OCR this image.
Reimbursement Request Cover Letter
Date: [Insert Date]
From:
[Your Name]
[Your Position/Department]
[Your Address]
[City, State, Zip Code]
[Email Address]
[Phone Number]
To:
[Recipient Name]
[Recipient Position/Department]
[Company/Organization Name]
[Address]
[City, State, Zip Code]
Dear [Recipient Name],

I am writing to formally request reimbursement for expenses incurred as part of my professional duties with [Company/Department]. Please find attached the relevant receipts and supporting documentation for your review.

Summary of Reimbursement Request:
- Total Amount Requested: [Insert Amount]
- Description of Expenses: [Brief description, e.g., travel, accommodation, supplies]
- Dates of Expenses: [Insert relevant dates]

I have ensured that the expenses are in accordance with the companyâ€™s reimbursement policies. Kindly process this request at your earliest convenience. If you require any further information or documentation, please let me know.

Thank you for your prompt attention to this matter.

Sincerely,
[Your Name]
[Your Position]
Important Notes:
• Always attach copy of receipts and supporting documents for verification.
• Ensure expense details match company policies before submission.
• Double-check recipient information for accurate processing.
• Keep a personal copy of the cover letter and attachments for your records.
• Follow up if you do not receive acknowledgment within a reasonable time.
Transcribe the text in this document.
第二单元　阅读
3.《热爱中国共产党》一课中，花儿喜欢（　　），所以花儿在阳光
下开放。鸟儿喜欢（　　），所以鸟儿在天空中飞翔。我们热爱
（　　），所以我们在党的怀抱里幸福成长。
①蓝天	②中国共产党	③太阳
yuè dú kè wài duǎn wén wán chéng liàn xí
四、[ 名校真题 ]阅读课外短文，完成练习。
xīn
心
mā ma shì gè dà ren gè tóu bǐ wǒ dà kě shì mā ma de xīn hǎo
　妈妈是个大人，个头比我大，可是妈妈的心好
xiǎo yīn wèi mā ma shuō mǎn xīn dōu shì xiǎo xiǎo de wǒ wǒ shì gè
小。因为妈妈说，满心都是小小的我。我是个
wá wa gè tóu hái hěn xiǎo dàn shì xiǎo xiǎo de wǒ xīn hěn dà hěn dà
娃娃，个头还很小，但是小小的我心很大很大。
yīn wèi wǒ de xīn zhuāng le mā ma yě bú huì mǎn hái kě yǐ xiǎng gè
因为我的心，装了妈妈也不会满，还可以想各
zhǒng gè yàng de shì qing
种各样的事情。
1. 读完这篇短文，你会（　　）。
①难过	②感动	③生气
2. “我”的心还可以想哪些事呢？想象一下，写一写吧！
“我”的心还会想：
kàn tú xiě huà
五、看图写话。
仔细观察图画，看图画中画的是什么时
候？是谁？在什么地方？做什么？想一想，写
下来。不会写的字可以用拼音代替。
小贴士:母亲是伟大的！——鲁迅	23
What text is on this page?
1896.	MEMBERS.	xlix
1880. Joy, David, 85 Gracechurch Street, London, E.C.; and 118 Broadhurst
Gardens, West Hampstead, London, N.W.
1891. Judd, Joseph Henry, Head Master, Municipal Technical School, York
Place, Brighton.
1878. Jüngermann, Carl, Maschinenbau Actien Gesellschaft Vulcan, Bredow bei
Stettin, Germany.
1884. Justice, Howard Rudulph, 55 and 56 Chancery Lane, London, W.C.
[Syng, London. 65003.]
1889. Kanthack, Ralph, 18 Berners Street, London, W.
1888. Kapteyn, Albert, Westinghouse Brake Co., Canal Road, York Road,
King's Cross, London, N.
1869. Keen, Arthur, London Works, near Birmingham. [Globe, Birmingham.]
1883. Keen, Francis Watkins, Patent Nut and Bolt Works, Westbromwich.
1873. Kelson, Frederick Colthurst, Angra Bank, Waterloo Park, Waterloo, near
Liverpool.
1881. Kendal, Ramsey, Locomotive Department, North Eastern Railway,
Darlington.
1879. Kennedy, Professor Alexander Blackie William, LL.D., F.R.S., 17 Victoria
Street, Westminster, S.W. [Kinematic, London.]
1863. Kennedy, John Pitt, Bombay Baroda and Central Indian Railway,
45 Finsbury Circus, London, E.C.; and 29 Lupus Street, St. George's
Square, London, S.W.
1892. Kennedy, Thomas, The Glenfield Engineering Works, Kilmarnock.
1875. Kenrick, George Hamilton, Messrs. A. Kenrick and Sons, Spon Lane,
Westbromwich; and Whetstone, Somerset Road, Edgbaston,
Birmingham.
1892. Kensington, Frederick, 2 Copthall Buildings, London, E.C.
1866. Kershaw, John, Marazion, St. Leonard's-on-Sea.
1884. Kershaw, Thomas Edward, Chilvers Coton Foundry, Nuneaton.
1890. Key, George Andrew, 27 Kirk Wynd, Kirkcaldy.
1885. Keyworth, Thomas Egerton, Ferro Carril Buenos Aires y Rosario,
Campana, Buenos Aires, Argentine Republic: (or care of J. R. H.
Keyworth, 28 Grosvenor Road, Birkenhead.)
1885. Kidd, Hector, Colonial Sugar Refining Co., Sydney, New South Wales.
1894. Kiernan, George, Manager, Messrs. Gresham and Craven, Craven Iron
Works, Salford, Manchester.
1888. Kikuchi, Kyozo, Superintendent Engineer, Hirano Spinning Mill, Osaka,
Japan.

▬▬▬▬▬▬

### Task requirements
Copy the material above, line for line.

### In response
OCR this image.
Reimbursement Request Cover Letter
Date: [Insert Date]
From:
[Your Name]
[Your Position/Department]
[Your Address]
[City, State, Zip Code]
[Email Address]
[Phone Number]
To:
[Recipient Name]
[Recipient Position/Department]
[Company/Organization Name]
[Address]
[City, State, Zip Code]
Dear [Recipient Name],

I am writing to formally request reimbursement for expenses incurred as part of my professional duties with [Company/Department]. Please find attached the relevant receipts and supporting documentation for your review.

Summary of Reimbursement Request:
- Total Amount Requested: [Insert Amount]
- Description of Expenses: [Brief description, e.g., travel, accommodation, supplies]
- Dates of Expenses: [Insert relevant dates]

I have ensured that the expenses are in accordance with the companyâ€™s reimbursement policies. Kindly process this request at your earliest convenience. If you require any further information or documentation, please let me know.

Thank you for your prompt attention to this matter.

Sincerely,
[Your Name]
[Your Position]
Important Notes:
• Always attach copy of receipts and supporting documents for verification.
• Ensure expense details match company policies before submission.
• Double-check recipient information for accurate processing.
• Keep a personal copy of the cover letter and attachments for your records.
• Follow up if you do not receive acknowledgment within a reasonable time.
Transcribe the text in this document.
第二单元　阅读
3.《热爱中国共产党》一课中，花儿喜欢（　　），所以花儿在阳光
下开放。鸟儿喜欢（　　），所以鸟儿在天空中飞翔。我们热爱
（　　），所以我们在党的怀抱里幸福成长。
①蓝天	②中国共产党	③太阳
yuè dú kè wài duǎn wén wán chéng liàn xí
四、[ 名校真题 ]阅读课外短文，完成练习。
xīn
心
mā ma shì gè dà ren gè tóu bǐ wǒ dà kě shì mā ma de xīn hǎo
　妈妈是个大人，个头比我大，可是妈妈的心好
xiǎo yīn wèi mā ma shuō mǎn xīn dōu shì xiǎo xiǎo de wǒ wǒ shì gè
小。因为妈妈说，满心都是小小的我。我是个
wá wa gè tóu hái hěn xiǎo dàn shì xiǎo xiǎo de wǒ xīn hěn dà hěn dà
娃娃，个头还很小，但是小小的我心很大很大。
yīn wèi wǒ de xīn zhuāng le mā ma yě bú huì mǎn hái kě yǐ xiǎng gè
因为我的心，装了妈妈也不会满，还可以想各
zhǒng gè yàng de shì qing
种各样的事情。
1. 读完这篇短文，你会（　　）。
①难过	②感动	③生气
2. “我”的心还可以想哪些事呢？想象一下，写一写吧！
“我”的心还会想：
kàn tú xiě huà
五、看图写话。
仔细观察图画，看图画中画的是什么时
候？是谁？在什么地方？做什么？想一想，写
下来。不会写的字可以用拼音代替。
小贴士:母亲是伟大的！——鲁迅	23
What text is on this page?
1896.	MEMBERS.	xlix
1880. Joy, David, 85 Gracechurch Street, London, E.C.; and 118 Broadhurst
Gardens, West Hampstead, London, N.W.
1891. Judd, Joseph Henry, Head Master, Municipal Technical School, York
Place, Brighton.
1878. Jüngermann, Carl, Maschinenbau Actien Gesellschaft Vulcan, Bredow bei
Stettin, Germany.
1884. Justice, Howard Rudulph, 55 and 56 Chancery Lane, London, W.C.
[Syng, London. 65003.]
1889. Kanthack, Ralph, 18 Berners Street, London, W.
1888. Kapteyn, Albert, Westinghouse Brake Co., Canal Road, York Road,
King's Cross, London, N.
1869. Keen, Arthur, London Works, near Birmingham. [Globe, Birmingham.]
1883. Keen, Francis Watkins, Patent Nut and Bolt Works, Westbromwich.
1873. Kelson, Frederick Colthurst, Angra Bank, Waterloo Park, Waterloo, near
Liverpool.
1881. Kendal, Ramsey, Locomotive Department, North Eastern Railway,
Darlington.
1879. Kennedy, Professor Alexander Blackie William, LL.D., F.R.S., 17 Victoria
Street, Westminster, S.W. [Kinematic, London.]
1863. Kennedy, John Pitt, Bombay Baroda and Central Indian Railway,
45 Finsbury Circus, London, E.C.; and 29 Lupus Street, St. George's
Square, London, S.W.
1892. Kennedy, Thomas, The Glenfield Engineering Works, Kilmarnock.
1875. Kenrick, George Hamilton, Messrs. A. Kenrick and Sons, Spon Lane,
Westbromwich; and Whetstone, Somerset Road, Edgbaston,
Birmingham.
1892. Kensington, Frederick, 2 Copthall Buildings, London, E.C.
1866. Kershaw, John, Marazion, St. Leonard's-on-Sea.
1884. Kershaw, Thomas Edward, Chilvers Coton Foundry, Nuneaton.
1890. Key, George Andrew, 27 Kirk Wynd, Kirkcaldy.
1885. Keyworth, Thomas Egerton, Ferro Carril Buenos Aires y Rosario,
Campana, Buenos Aires, Argentine Republic: (or care of J. R. H.
Keyworth, 28 Grosvenor Road, Birkenhead.)
1885. Kidd, Hector, Colonial Sugar Refining Co., Sydney, New South Wales.
1894. Kiernan, George, Manager, Messrs. Gresham and Craven, Craven Iron
Works, Salford, Manchester.
1888. Kikuchi, Kyozo, Superintendent Engineer, Hirano Spinning Mill, Osaka,
Japan.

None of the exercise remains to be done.